------ INFORMATION SUPPLIED
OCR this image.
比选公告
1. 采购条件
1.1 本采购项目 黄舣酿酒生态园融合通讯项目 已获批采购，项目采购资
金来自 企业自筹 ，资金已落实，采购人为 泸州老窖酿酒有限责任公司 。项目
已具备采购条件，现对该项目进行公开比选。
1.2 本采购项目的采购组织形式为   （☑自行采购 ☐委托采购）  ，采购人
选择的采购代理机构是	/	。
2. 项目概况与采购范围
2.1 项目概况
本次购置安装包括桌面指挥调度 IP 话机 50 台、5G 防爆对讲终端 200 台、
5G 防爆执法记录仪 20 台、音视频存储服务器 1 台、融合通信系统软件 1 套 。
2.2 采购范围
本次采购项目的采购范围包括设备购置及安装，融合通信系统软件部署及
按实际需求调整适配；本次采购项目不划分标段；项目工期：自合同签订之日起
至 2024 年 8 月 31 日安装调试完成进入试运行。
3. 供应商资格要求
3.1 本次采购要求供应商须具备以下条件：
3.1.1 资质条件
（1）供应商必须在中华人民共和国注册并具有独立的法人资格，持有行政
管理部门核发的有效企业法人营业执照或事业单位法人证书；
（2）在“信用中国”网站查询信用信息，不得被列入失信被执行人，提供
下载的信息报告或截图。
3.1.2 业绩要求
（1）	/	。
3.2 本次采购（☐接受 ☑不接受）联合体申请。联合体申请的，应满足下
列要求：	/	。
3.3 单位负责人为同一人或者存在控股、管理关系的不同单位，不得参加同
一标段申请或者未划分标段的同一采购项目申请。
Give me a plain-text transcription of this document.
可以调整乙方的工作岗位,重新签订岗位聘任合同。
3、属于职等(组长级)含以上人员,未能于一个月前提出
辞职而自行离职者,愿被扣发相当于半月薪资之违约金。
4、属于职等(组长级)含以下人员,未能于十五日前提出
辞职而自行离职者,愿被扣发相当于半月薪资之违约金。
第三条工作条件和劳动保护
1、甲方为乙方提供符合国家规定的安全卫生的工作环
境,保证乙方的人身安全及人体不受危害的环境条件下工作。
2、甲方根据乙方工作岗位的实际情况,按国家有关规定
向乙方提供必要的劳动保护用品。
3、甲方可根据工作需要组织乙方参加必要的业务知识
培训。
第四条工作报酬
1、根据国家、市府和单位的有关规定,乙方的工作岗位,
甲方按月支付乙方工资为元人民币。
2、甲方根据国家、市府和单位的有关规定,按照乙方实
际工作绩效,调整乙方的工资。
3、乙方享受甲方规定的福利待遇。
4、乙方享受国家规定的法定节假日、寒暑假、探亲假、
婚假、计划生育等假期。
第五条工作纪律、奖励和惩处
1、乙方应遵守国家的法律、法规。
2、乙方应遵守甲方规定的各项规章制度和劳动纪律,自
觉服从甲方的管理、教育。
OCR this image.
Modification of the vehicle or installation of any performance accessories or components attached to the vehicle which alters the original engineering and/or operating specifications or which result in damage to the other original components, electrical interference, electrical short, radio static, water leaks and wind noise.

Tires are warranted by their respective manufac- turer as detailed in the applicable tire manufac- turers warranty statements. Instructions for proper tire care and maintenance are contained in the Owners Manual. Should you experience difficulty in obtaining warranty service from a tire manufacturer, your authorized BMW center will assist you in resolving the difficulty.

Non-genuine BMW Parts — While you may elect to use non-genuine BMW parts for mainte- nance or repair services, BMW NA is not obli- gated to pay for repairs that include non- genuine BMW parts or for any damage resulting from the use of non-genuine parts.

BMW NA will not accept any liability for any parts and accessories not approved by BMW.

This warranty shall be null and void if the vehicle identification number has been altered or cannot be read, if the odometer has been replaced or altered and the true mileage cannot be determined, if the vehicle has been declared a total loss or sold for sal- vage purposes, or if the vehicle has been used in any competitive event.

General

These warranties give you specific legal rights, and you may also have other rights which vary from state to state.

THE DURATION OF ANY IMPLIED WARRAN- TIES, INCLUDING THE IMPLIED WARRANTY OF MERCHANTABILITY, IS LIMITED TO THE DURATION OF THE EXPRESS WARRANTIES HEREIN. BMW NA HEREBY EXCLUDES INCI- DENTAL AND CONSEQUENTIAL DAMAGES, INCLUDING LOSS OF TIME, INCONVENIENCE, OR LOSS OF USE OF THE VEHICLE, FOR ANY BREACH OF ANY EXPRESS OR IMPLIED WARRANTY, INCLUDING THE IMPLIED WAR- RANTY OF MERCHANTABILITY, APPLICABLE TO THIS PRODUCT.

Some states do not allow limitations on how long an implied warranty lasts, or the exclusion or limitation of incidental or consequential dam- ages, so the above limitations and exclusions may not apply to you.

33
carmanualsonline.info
------------
**JOB**
Retype the listing exactly, in full.

**TASK RESULT**
OCR this image.
比选公告
1. 采购条件
1.1 本采购项目 黄舣酿酒生态园融合通讯项目 已获批采购，项目采购资
金来自 企业自筹 ，资金已落实，采购人为 泸州老窖酿酒有限责任公司 。项目
已具备采购条件，现对该项目进行公开比选。
1.2 本采购项目的采购组织形式为   （☑自行采购 ☐委托采购）  ，采购人
选择的采购代理机构是	/	。
2. 项目概况与采购范围
2.1 项目概况
本次购置安装包括桌面指挥调度 IP 话机 50 台、5G 防爆对讲终端 200 台、
5G 防爆执法记录仪 20 台、音视频存储服务器 1 台、融合通信系统软件 1 套 。
2.2 采购范围
本次采购项目的采购范围包括设备购置及安装，融合通信系统软件部署及
按实际需求调整适配；本次采购项目不划分标段；项目工期：自合同签订之日起
至 2024 年 8 月 31 日安装调试完成进入试运行。
3. 供应商资格要求
3.1 本次采购要求供应商须具备以下条件：
3.1.1 资质条件
（1）供应商必须在中华人民共和国注册并具有独立的法人资格，持有行政
管理部门核发的有效企业法人营业执照或事业单位法人证书；
（2）在“信用中国”网站查询信用信息，不得被列入失信被执行人，提供
下载的信息报告或截图。
3.1.2 业绩要求
（1）	/	。
3.2 本次采购（☐接受 ☑不接受）联合体申请。联合体申请的，应满足下
列要求：	/	。
3.3 单位负责人为同一人或者存在控股、管理关系的不同单位，不得参加同
一标段申请或者未划分标段的同一采购项目申请。
Give me a plain-text transcription of this document.
可以调整乙方的工作岗位,重新签订岗位聘任合同。
3、属于职等(组长级)含以上人员,未能于一个月前提出
辞职而自行离职者,愿被扣发相当于半月薪资之违约金。
4、属于职等(组长级)含以下人员,未能于十五日前提出
辞职而自行离职者,愿被扣发相当于半月薪资之违约金。
第三条工作条件和劳动保护
1、甲方为乙方提供符合国家规定的安全卫生的工作环
境,保证乙方的人身安全及人体不受危害的环境条件下工作。
2、甲方根据乙方工作岗位的实际情况,按国家有关规定
向乙方提供必要的劳动保护用品。
3、甲方可根据工作需要组织乙方参加必要的业务知识
培训。
第四条工作报酬
1、根据国家、市府和单位的有关规定,乙方的工作岗位,
甲方按月支付乙方工资为元人民币。
2、甲方根据国家、市府和单位的有关规定,按照乙方实
际工作绩效,调整乙方的工资。
3、乙方享受甲方规定的福利待遇。
4、乙方享受国家规定的法定节假日、寒暑假、探亲假、
婚假、计划生育等假期。
第五条工作纪律、奖励和惩处
1、乙方应遵守国家的法律、法规。
2、乙方应遵守甲方规定的各项规章制度和劳动纪律,自
觉服从甲方的管理、教育。
OCR this image.
Modification of the vehicle or installation of any performance accessories or components attached to the vehicle which alters the original engineering and/or operating specifications or which result in damage to the other original components, electrical interference, electrical short, radio static, water leaks and wind noise.

Tires are warranted by their respective manufac- turer as detailed in the applicable tire manufac- turers warranty statements. Instructions for proper tire care and maintenance are contained in the Owners Manual. Should you experience difficulty in obtaining warranty service from a tire manufacturer, your authorized BMW center will assist you in resolving the difficulty.

Non-genuine BMW Parts — While you may elect to use non-genuine BMW parts for mainte- nance or repair services, BMW NA is not obli- gated to pay for repairs that include non- genuine BMW parts or for any damage resulting from the use of non-genuine parts.

BMW NA will not accept any liability for any parts and accessories not approved by BMW.

This warranty shall be null and void if the vehicle identification number has been altered or cannot be read, if the odometer has been replaced or altered and the true mileage cannot be determined, if the vehicle has been declared a total loss or sold for sal- vage purposes, or if the vehicle has been used in any competitive event.

General

These warranties give you specific legal rights, and you may also have other rights which vary from state to state.

THE DURATION OF ANY IMPLIED WARRAN- TIES, INCLUDING THE IMPLIED WARRANTY OF MERCHANTABILITY, IS LIMITED TO THE DURATION OF THE EXPRESS WARRANTIES HEREIN. BMW NA HEREBY EXCLUDES INCI- DENTAL AND CONSEQUENTIAL DAMAGES, INCLUDING LOSS OF TIME, INCONVENIENCE, OR LOSS OF USE OF THE VEHICLE, FOR ANY BREACH OF ANY EXPRESS OR IMPLIED WARRANTY, INCLUDING THE IMPLIED WAR- RANTY OF MERCHANTABILITY, APPLICABLE TO THIS PRODUCT.

Some states do not allow limitations on how long an implied warranty lasts, or the exclusion or limitation of incidental or consequential dam- ages, so the above limitations and exclusions may not apply to you.

33
carmanualsonline.info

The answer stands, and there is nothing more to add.